● **WHAT YOU HAVE TO DO**
Copy out each line of the data that holds the word "spécifiques".

● **DATA SHOWN**
--------------------------------

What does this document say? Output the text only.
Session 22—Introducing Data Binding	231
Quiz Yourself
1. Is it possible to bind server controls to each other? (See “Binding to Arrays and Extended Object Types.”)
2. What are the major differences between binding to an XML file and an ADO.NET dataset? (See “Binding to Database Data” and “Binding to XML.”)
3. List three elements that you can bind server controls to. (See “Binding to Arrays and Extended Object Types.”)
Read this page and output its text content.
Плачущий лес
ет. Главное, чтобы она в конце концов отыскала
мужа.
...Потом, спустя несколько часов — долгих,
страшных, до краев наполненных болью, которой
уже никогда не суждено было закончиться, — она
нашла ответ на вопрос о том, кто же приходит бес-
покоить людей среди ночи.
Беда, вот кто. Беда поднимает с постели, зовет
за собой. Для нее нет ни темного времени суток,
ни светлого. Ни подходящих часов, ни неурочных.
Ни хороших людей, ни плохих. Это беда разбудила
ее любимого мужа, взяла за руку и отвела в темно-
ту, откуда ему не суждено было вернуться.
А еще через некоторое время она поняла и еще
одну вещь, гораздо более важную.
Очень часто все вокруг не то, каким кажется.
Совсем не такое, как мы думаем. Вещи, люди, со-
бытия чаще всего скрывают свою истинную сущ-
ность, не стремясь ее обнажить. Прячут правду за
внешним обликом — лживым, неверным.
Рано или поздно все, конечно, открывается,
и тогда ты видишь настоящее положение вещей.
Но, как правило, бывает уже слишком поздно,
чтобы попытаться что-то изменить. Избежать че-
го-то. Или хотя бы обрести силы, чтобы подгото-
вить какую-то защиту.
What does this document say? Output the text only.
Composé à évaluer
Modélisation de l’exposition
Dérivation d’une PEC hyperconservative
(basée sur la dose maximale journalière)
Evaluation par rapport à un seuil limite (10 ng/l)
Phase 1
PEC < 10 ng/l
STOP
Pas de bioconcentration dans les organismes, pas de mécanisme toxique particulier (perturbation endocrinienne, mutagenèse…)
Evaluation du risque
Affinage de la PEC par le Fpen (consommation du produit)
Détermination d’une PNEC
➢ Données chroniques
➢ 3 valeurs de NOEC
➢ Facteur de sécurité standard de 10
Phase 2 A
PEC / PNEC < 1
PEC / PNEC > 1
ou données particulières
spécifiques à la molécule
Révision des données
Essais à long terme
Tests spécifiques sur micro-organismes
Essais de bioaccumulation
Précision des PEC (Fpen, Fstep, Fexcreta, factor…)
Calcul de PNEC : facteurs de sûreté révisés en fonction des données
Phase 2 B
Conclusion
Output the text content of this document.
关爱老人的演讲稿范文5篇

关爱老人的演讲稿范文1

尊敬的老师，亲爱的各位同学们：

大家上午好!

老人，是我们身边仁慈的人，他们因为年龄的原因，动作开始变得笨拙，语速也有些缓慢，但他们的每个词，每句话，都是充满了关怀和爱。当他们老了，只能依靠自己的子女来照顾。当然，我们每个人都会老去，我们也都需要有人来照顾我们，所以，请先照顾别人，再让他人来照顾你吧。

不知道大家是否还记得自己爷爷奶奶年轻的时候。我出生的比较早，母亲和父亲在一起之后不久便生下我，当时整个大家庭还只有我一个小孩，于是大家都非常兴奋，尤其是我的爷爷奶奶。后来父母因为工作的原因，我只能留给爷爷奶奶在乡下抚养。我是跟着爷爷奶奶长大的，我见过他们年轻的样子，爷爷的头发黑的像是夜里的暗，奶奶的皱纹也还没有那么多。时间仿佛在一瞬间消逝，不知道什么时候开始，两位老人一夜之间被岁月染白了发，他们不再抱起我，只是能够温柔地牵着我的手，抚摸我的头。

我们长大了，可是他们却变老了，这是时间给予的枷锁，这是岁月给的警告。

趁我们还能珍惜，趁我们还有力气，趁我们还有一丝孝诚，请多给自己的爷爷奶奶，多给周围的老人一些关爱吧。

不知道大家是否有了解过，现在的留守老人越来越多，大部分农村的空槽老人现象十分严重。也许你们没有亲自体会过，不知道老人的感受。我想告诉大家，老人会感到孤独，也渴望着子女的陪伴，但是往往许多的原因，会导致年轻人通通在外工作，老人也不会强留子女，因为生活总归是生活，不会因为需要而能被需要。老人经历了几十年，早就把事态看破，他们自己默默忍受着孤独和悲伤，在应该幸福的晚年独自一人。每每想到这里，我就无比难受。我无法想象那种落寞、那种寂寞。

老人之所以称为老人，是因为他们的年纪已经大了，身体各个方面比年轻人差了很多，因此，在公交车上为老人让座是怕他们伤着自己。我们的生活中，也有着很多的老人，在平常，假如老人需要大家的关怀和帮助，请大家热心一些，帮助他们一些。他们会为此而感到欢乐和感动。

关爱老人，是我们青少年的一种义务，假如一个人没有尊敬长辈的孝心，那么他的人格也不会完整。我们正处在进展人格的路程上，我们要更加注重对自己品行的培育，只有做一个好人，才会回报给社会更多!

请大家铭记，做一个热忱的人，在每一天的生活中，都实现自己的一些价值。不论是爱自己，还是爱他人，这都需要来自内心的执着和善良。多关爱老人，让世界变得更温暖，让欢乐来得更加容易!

--------------------------------

● **FINISHED TASK**
spécifiques à la molécule
Tests spécifiques sur micro-organismes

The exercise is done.